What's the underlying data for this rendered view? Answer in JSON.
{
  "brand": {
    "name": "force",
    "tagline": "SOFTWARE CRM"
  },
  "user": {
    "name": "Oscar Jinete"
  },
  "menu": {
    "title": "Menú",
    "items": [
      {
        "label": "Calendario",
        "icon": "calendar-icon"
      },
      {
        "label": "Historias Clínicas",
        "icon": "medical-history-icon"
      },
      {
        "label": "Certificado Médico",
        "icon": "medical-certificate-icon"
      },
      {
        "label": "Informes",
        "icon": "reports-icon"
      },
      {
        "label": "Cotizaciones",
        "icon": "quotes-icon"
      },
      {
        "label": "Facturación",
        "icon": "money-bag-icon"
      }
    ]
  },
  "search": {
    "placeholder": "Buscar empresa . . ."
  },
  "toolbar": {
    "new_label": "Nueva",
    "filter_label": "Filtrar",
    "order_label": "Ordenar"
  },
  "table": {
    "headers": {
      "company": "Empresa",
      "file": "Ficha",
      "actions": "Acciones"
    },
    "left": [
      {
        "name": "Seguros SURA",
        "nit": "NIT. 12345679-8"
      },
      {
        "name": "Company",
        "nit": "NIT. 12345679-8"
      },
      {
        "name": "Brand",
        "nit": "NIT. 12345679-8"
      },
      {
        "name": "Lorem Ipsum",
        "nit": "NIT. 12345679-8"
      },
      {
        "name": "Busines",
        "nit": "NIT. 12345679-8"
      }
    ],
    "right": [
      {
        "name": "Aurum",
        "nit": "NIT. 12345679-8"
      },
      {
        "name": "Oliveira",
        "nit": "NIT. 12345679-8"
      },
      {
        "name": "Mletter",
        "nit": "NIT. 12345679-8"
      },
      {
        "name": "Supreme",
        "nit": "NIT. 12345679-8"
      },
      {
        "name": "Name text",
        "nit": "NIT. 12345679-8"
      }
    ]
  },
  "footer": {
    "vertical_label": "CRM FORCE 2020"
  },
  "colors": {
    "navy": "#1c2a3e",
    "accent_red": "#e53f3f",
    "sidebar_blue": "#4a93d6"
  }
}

◇ ◇ ◇

WRITTEN PROBLEM:
Write out the full listing exactly as given.

SOLUTION BELOW:
What's the underlying data for this rendered view? Answer in JSON.
{
  "brand": {
    "name": "force",
    "tagline": "SOFTWARE CRM"
  },
  "user": {
    "name": "Oscar Jinete"
  },
  "menu": {
    "title": "Menú",
    "items": [
      {
        "label": "Calendario",
        "icon": "calendar-icon"
      },
      {
        "label": "Historias Clínicas",
        "icon": "medical-history-icon"
      },
      {
        "label": "Certificado Médico",
        "icon": "medical-certificate-icon"
      },
      {
        "label": "Informes",
        "icon": "reports-icon"
      },
      {
        "label": "Cotizaciones",
        "icon": "quotes-icon"
      },
      {
        "label": "Facturación",
        "icon": "money-bag-icon"
      }
    ]
  },
  "search": {
    "placeholder": "Buscar empresa . . ."
  },
  "toolbar": {
    "new_label": "Nueva",
    "filter_label": "Filtrar",
    "order_label": "Ordenar"
  },
  "table": {
    "headers": {
      "company": "Empresa",
      "file": "Ficha",
      "actions": "Acciones"
    },
    "left": [
      {
        "name": "Seguros SURA",
        "nit": "NIT. 12345679-8"
      },
      {
        "name": "Company",
        "nit": "NIT. 12345679-8"
      },
      {
        "name": "Brand",
        "nit": "NIT. 12345679-8"
      },
      {
        "name": "Lorem Ipsum",
        "nit": "NIT. 12345679-8"
      },
      {
        "name": "Busines",
        "nit": "NIT. 12345679-8"
      }
    ],
    "right": [
      {
        "name": "Aurum",
        "nit": "NIT. 12345679-8"
      },
      {
        "name": "Oliveira",
        "nit": "NIT. 12345679-8"
      },
      {
        "name": "Mletter",
        "nit": "NIT. 12345679-8"
      },
      {
        "name": "Supreme",
        "nit": "NIT. 12345679-8"
      },
      {
        "name": "Name text",
        "nit": "NIT. 12345679-8"
      }
    ]
  },
  "footer": {
    "vertical_label": "CRM FORCE 2020"
  },
  "colors": {
    "navy": "#1c2a3e",
    "accent_red": "#e53f3f",
    "sidebar_blue": "#4a93d6"
  }
}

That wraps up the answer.